**Problem details**
Every entry that follows should be reproduced exactly.

**Stored rows**
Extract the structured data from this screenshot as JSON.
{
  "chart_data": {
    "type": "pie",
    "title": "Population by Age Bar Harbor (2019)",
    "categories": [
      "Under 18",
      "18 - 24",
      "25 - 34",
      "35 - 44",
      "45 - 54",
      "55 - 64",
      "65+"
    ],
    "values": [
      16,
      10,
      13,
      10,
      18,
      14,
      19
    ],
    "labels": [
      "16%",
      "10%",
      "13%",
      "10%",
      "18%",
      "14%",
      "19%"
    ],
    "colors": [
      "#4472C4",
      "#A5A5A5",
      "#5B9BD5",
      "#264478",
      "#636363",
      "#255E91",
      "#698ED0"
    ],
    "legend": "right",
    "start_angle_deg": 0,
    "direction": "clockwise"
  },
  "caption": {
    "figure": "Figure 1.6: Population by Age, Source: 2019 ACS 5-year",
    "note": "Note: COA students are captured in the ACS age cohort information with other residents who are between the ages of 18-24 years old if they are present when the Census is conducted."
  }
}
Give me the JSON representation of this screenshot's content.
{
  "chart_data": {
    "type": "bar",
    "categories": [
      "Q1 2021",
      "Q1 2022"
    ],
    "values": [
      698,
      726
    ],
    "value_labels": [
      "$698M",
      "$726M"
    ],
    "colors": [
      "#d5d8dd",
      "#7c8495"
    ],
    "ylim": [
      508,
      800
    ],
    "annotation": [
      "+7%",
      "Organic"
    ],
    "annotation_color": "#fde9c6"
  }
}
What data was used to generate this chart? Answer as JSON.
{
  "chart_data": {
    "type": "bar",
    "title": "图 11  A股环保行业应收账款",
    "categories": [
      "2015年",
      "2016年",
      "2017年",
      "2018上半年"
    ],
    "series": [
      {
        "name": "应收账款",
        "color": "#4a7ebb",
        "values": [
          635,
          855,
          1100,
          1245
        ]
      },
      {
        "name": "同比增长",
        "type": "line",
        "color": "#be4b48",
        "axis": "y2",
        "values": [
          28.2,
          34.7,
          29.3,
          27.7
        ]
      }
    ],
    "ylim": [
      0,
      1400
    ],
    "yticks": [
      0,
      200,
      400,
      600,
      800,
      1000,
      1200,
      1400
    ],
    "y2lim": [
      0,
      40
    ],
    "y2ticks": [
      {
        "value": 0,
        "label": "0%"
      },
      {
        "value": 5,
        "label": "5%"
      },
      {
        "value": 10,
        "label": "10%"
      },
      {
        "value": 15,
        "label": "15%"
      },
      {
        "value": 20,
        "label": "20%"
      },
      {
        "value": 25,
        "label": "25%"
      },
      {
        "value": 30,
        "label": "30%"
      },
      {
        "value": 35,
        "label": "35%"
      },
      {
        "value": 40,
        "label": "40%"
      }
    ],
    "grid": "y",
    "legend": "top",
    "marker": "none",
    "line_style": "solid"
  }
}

**Final result**
Extract the structured data from this screenshot as JSON.
{
  "chart_data": {
    "type": "pie",
    "title": "Population by Age Bar Harbor (2019)",
    "categories": [
      "Under 18",
      "18 - 24",
      "25 - 34",
      "35 - 44",
      "45 - 54",
      "55 - 64",
      "65+"
    ],
    "values": [
      16,
      10,
      13,
      10,
      18,
      14,
      19
    ],
    "labels": [
      "16%",
      "10%",
      "13%",
      "10%",
      "18%",
      "14%",
      "19%"
    ],
    "colors": [
      "#4472C4",
      "#A5A5A5",
      "#5B9BD5",
      "#264478",
      "#636363",
      "#255E91",
      "#698ED0"
    ],
    "legend": "right",
    "start_angle_deg": 0,
    "direction": "clockwise"
  },
  "caption": {
    "figure": "Figure 1.6: Population by Age, Source: 2019 ACS 5-year",
    "note": "Note: COA students are captured in the ACS age cohort information with other residents who are between the ages of 18-24 years old if they are present when the Census is conducted."
  }
}
Give me the JSON representation of this screenshot's content.
{
  "chart_data": {
    "type": "bar",
    "categories": [
      "Q1 2021",
      "Q1 2022"
    ],
    "values": [
      698,
      726
    ],
    "value_labels": [
      "$698M",
      "$726M"
    ],
    "colors": [
      "#d5d8dd",
      "#7c8495"
    ],
    "ylim": [
      508,
      800
    ],
    "annotation": [
      "+7%",
      "Organic"
    ],
    "annotation_color": "#fde9c6"
  }
}
What data was used to generate this chart? Answer as JSON.
{
  "chart_data": {
    "type": "bar",
    "title": "图 11  A股环保行业应收账款",
    "categories": [
      "2015年",
      "2016年",
      "2017年",
      "2018上半年"
    ],
    "series": [
      {
        "name": "应收账款",
        "color": "#4a7ebb",
        "values": [
          635,
          855,
          1100,
          1245
        ]
      },
      {
        "name": "同比增长",
        "type": "line",
        "color": "#be4b48",
        "axis": "y2",
        "values": [
          28.2,
          34.7,
          29.3,
          27.7
        ]
      }
    ],
    "ylim": [
      0,
      1400
    ],
    "yticks": [
      0,
      200,
      400,
      600,
      800,
      1000,
      1200,
      1400
    ],
    "y2lim": [
      0,
      40
    ],
    "y2ticks": [
      {
        "value": 0,
        "label": "0%"
      },
      {
        "value": 5,
        "label": "5%"
      },
      {
        "value": 10,
        "label": "10%"
      },
      {
        "value": 15,
        "label": "15%"
      },
      {
        "value": 20,
        "label": "20%"
      },
      {
        "value": 25,
        "label": "25%"
      },
      {
        "value": 30,
        "label": "30%"
      },
      {
        "value": 35,
        "label": "35%"
      },
      {
        "value": 40,
        "label": "40%"
      }
    ],
    "grid": "y",
    "legend": "top",
    "marker": "none",
    "line_style": "solid"
  }
}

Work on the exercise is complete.